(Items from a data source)

** start **

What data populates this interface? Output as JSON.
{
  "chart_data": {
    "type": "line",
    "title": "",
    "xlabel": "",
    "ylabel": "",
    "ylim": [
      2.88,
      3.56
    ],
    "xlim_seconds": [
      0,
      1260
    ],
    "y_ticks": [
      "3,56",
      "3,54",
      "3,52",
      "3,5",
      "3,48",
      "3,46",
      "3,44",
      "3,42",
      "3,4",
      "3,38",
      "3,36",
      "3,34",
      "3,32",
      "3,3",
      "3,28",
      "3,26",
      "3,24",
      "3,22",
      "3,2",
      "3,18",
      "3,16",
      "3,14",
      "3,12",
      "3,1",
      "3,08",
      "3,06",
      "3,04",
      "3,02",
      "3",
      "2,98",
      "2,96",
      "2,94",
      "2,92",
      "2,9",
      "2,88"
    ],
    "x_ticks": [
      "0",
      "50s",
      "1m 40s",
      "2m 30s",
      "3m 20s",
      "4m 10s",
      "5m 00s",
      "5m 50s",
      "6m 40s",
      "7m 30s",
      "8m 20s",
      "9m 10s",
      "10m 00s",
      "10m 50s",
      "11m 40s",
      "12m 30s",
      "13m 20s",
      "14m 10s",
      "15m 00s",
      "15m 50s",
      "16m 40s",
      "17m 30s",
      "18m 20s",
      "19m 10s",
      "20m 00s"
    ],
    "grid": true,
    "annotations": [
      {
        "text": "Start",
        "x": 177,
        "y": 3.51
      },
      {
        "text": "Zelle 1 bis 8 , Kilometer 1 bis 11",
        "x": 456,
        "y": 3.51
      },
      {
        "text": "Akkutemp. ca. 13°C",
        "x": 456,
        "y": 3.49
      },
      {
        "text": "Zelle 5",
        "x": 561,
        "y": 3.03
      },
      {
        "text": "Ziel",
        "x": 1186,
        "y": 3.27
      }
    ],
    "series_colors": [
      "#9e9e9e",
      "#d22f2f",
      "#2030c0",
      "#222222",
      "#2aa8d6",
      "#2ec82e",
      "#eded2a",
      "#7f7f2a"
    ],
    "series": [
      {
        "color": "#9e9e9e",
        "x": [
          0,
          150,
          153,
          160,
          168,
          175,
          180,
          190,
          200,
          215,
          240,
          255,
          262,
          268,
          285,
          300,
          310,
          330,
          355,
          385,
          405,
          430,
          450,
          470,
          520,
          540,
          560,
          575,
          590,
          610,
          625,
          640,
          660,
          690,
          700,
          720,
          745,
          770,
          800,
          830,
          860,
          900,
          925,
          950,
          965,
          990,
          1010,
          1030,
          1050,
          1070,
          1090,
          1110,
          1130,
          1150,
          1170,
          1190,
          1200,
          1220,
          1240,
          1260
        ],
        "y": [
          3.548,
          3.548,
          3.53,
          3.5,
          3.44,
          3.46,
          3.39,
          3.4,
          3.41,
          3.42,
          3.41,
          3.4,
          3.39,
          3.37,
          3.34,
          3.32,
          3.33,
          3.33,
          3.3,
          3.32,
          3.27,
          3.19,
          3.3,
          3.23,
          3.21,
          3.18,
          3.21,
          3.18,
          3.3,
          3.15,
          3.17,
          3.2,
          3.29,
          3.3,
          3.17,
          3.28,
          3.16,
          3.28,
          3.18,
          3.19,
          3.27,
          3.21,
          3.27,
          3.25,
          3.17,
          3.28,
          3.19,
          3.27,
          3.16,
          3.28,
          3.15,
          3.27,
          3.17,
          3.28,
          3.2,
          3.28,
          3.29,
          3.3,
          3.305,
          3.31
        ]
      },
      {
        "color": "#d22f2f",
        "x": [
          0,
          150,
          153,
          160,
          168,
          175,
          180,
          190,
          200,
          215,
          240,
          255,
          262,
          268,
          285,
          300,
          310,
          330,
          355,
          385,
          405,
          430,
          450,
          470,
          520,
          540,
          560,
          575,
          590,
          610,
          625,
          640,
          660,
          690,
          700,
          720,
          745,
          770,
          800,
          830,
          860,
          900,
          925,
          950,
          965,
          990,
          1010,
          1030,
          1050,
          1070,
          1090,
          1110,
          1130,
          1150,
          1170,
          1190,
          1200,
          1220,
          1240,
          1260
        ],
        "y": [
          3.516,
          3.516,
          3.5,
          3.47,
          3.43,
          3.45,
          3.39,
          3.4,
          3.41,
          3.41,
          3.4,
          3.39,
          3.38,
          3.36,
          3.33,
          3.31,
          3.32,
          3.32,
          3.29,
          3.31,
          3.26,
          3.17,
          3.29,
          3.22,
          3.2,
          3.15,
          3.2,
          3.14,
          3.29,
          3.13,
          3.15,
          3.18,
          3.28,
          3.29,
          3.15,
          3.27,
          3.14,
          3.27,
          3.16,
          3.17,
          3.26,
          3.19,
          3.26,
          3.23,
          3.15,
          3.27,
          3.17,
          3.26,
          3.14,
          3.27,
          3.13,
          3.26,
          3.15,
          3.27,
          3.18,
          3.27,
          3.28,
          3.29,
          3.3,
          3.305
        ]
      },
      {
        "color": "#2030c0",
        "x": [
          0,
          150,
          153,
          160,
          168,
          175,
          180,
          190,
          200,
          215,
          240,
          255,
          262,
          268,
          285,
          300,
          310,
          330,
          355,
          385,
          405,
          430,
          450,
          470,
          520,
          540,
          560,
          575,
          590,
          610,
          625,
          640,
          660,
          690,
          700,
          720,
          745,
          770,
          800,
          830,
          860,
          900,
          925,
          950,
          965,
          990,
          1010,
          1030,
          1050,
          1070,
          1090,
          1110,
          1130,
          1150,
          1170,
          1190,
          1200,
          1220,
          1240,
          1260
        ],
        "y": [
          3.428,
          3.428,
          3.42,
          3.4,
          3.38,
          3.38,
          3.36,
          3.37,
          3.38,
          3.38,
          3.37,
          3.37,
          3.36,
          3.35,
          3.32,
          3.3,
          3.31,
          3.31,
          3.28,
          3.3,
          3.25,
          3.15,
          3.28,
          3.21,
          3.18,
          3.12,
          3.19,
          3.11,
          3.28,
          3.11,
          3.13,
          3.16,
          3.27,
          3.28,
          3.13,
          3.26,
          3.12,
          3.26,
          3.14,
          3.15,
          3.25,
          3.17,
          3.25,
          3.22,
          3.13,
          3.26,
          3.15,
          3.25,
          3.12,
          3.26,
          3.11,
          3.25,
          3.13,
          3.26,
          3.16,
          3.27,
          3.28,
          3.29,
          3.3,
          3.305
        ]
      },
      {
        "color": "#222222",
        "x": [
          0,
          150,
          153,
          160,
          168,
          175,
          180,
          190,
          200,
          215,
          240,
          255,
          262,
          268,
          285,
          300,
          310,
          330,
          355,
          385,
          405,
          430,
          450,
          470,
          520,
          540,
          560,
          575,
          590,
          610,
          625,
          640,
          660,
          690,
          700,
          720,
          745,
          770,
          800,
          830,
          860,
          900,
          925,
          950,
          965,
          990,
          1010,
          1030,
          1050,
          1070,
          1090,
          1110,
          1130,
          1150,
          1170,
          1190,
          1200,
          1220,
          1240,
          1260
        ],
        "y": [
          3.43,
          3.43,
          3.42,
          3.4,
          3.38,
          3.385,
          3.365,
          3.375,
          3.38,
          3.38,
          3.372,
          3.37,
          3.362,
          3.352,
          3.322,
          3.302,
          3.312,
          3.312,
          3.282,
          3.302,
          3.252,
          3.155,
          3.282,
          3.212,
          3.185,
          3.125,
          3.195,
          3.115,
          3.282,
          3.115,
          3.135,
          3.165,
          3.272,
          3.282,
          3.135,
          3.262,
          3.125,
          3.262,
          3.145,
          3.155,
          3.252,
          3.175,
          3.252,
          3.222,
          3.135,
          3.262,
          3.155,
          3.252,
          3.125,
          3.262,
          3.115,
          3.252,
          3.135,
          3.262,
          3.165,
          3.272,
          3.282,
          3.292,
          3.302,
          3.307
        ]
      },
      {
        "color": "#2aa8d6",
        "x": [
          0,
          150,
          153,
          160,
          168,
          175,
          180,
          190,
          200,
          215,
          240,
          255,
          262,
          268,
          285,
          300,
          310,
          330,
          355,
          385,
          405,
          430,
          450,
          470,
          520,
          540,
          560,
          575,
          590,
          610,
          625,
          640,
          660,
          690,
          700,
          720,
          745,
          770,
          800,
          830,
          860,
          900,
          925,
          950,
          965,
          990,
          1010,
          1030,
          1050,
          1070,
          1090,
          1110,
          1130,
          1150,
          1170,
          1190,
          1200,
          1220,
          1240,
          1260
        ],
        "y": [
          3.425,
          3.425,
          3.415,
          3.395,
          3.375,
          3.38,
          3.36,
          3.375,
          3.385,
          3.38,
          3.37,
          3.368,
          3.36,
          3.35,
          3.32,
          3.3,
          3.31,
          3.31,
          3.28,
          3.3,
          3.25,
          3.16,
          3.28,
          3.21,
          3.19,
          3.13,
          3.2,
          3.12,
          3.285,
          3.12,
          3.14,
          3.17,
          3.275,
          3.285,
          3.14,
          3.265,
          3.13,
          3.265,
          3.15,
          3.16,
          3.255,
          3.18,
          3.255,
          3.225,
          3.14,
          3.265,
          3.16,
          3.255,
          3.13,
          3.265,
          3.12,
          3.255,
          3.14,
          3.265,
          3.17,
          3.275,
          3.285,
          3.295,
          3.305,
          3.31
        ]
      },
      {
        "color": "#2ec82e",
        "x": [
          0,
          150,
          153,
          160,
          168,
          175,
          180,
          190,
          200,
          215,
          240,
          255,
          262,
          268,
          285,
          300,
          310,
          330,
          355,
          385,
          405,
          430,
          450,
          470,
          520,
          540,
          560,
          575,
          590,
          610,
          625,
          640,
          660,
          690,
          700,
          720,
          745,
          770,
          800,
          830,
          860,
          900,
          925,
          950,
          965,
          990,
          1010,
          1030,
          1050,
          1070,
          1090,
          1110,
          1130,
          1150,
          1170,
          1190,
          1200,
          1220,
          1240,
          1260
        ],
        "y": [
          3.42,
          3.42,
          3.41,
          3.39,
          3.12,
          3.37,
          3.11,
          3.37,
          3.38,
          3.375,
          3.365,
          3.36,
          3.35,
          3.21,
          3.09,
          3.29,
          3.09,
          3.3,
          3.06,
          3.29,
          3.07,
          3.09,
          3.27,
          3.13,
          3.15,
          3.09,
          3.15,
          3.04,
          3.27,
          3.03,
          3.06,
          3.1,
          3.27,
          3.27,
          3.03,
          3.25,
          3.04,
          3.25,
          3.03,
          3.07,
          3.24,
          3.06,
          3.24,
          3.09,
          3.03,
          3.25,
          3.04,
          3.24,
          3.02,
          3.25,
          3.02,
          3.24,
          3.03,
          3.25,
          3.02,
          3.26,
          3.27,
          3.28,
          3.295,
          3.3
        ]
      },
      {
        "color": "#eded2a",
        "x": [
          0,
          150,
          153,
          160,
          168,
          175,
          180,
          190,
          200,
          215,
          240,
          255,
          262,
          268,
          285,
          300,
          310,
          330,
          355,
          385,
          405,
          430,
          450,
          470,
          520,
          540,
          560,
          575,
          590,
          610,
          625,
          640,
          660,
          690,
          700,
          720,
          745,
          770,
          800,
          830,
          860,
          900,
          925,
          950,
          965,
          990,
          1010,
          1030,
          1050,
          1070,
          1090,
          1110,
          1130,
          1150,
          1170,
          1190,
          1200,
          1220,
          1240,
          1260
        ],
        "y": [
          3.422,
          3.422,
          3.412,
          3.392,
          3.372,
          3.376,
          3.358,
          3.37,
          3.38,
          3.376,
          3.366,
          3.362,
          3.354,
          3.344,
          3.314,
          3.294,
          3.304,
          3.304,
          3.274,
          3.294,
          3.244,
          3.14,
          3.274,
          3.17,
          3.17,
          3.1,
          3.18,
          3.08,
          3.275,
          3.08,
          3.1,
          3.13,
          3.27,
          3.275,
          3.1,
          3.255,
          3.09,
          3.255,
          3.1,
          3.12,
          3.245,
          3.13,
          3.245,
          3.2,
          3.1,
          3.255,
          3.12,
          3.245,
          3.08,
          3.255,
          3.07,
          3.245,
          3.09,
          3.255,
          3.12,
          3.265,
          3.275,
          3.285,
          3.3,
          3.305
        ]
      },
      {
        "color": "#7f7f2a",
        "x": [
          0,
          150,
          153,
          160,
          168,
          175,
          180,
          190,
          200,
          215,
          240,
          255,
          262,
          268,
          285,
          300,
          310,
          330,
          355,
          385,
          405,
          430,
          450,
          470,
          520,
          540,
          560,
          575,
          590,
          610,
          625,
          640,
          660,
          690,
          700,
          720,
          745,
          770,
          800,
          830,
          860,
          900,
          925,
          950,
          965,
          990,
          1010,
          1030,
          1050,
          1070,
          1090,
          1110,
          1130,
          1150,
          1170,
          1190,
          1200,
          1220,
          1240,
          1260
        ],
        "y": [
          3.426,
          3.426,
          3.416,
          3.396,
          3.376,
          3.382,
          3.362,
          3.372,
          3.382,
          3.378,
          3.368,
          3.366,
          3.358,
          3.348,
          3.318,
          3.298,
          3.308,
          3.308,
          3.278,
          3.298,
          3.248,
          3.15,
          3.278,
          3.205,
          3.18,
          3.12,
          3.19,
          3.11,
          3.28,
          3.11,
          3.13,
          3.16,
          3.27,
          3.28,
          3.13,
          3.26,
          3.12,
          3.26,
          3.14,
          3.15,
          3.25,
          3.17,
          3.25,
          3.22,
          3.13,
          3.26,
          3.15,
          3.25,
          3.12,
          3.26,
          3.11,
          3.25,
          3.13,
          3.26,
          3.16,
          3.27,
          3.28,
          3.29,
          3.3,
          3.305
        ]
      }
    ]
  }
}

** end **

### Required work
From the entries above, select each line containing the string "text".

### Response to this task
        "text": "Start",
        "text": "Zelle 1 bis 8 , Kilometer 1 bis 11",
        "text": "Akkutemp. ca. 13°C",
        "text": "Zelle 5",
        "text": "Ziel",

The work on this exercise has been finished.